[Figure record listings]
↓

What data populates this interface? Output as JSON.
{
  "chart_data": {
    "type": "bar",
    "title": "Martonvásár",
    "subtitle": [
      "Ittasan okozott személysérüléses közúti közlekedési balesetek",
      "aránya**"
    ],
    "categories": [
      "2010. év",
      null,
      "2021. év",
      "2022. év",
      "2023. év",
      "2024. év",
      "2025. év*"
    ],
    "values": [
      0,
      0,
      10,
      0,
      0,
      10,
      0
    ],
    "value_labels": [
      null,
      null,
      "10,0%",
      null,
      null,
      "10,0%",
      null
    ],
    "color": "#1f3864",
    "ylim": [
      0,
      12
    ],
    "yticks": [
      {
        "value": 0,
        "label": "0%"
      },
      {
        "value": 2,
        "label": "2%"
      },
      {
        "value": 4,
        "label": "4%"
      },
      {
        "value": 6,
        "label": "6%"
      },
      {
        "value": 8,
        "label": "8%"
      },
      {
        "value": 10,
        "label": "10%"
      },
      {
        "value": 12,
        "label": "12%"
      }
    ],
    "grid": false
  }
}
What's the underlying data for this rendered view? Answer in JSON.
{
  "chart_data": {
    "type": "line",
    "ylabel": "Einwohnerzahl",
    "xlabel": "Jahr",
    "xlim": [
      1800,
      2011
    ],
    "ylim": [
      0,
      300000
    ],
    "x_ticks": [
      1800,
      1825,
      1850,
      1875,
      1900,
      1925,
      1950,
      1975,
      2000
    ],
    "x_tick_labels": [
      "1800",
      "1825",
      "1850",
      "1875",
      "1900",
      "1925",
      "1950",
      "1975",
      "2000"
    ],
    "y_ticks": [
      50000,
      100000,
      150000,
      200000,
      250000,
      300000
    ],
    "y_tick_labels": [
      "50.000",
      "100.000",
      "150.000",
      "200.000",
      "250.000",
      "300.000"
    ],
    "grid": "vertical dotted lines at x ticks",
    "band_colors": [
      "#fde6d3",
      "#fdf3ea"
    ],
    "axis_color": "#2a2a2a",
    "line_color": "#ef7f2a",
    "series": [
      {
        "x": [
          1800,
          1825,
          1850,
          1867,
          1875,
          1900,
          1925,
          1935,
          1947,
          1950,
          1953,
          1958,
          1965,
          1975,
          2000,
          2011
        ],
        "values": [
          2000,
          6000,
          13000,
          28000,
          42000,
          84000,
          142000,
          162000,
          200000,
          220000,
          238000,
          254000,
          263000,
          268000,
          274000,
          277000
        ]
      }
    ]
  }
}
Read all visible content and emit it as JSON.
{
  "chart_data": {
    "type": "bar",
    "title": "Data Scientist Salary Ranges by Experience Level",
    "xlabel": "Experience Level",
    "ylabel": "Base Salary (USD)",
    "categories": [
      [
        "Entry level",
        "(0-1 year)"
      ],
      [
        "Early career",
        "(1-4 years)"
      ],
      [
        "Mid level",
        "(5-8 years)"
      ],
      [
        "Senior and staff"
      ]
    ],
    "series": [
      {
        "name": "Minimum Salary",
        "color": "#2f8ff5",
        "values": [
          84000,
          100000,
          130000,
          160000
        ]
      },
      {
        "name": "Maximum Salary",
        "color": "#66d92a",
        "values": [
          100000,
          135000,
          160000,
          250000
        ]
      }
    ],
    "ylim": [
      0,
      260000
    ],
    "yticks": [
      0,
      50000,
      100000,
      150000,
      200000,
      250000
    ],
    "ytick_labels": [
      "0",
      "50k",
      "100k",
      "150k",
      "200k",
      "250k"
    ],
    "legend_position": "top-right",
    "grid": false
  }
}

↑

The listing above must be transcribed exactly, line by line.

What data populates this interface? Output as JSON.
{
  "chart_data": {
    "type": "bar",
    "title": "Martonvásár",
    "subtitle": [
      "Ittasan okozott személysérüléses közúti közlekedési balesetek",
      "aránya**"
    ],
    "categories": [
      "2010. év",
      null,
      "2021. év",
      "2022. év",
      "2023. év",
      "2024. év",
      "2025. év*"
    ],
    "values": [
      0,
      0,
      10,
      0,
      0,
      10,
      0
    ],
    "value_labels": [
      null,
      null,
      "10,0%",
      null,
      null,
      "10,0%",
      null
    ],
    "color": "#1f3864",
    "ylim": [
      0,
      12
    ],
    "yticks": [
      {
        "value": 0,
        "label": "0%"
      },
      {
        "value": 2,
        "label": "2%"
      },
      {
        "value": 4,
        "label": "4%"
      },
      {
        "value": 6,
        "label": "6%"
      },
      {
        "value": 8,
        "label": "8%"
      },
      {
        "value": 10,
        "label": "10%"
      },
      {
        "value": 12,
        "label": "12%"
      }
    ],
    "grid": false
  }
}
What's the underlying data for this rendered view? Answer in JSON.
{
  "chart_data": {
    "type": "line",
    "ylabel": "Einwohnerzahl",
    "xlabel": "Jahr",
    "xlim": [
      1800,
      2011
    ],
    "ylim": [
      0,
      300000
    ],
    "x_ticks": [
      1800,
      1825,
      1850,
      1875,
      1900,
      1925,
      1950,
      1975,
      2000
    ],
    "x_tick_labels": [
      "1800",
      "1825",
      "1850",
      "1875",
      "1900",
      "1925",
      "1950",
      "1975",
      "2000"
    ],
    "y_ticks": [
      50000,
      100000,
      150000,
      200000,
      250000,
      300000
    ],
    "y_tick_labels": [
      "50.000",
      "100.000",
      "150.000",
      "200.000",
      "250.000",
      "300.000"
    ],
    "grid": "vertical dotted lines at x ticks",
    "band_colors": [
      "#fde6d3",
      "#fdf3ea"
    ],
    "axis_color": "#2a2a2a",
    "line_color": "#ef7f2a",
    "series": [
      {
        "x": [
          1800,
          1825,
          1850,
          1867,
          1875,
          1900,
          1925,
          1935,
          1947,
          1950,
          1953,
          1958,
          1965,
          1975,
          2000,
          2011
        ],
        "values": [
          2000,
          6000,
          13000,
          28000,
          42000,
          84000,
          142000,
          162000,
          200000,
          220000,
          238000,
          254000,
          263000,
          268000,
          274000,
          277000
        ]
      }
    ]
  }
}
Read all visible content and emit it as JSON.
{
  "chart_data": {
    "type": "bar",
    "title": "Data Scientist Salary Ranges by Experience Level",
    "xlabel": "Experience Level",
    "ylabel": "Base Salary (USD)",
    "categories": [
      [
        "Entry level",
        "(0-1 year)"
      ],
      [
        "Early career",
        "(1-4 years)"
      ],
      [
        "Mid level",
        "(5-8 years)"
      ],
      [
        "Senior and staff"
      ]
    ],
    "series": [
      {
        "name": "Minimum Salary",
        "color": "#2f8ff5",
        "values": [
          84000,
          100000,
          130000,
          160000
        ]
      },
      {
        "name": "Maximum Salary",
        "color": "#66d92a",
        "values": [
          100000,
          135000,
          160000,
          250000
        ]
      }
    ],
    "ylim": [
      0,
      260000
    ],
    "yticks": [
      0,
      50000,
      100000,
      150000,
      200000,
      250000
    ],
    "ytick_labels": [
      "0",
      "50k",
      "100k",
      "150k",
      "200k",
      "250k"
    ],
    "legend_position": "top-right",
    "grid": false
  }
}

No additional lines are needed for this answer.